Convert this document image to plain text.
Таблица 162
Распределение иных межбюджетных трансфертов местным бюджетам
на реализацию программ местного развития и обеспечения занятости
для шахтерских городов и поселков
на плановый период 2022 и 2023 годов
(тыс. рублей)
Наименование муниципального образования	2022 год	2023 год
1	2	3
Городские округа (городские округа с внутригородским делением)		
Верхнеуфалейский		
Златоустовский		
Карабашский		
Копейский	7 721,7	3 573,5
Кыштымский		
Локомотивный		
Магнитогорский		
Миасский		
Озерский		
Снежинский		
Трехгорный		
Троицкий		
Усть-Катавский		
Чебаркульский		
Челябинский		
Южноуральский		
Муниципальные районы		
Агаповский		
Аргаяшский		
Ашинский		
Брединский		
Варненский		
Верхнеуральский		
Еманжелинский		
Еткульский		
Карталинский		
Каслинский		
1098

Exercise task>
Copy the data above in full, character for character.

Output of the task>
Convert this document image to plain text.
Таблица 162
Распределение иных межбюджетных трансфертов местным бюджетам
на реализацию программ местного развития и обеспечения занятости
для шахтерских городов и поселков
на плановый период 2022 и 2023 годов
(тыс. рублей)
Наименование муниципального образования	2022 год	2023 год
1	2	3
Городские округа (городские округа с внутригородским делением)		
Верхнеуфалейский		
Златоустовский		
Карабашский		
Копейский	7 721,7	3 573,5
Кыштымский		
Локомотивный		
Магнитогорский		
Миасский		
Озерский		
Снежинский		
Трехгорный		
Троицкий		
Усть-Катавский		
Чебаркульский		
Челябинский		
Южноуральский		
Муниципальные районы		
Агаповский		
Аргаяшский		
Ашинский		
Брединский		
Варненский		
Верхнеуральский		
Еманжелинский		
Еткульский		
Карталинский		
Каслинский		
1098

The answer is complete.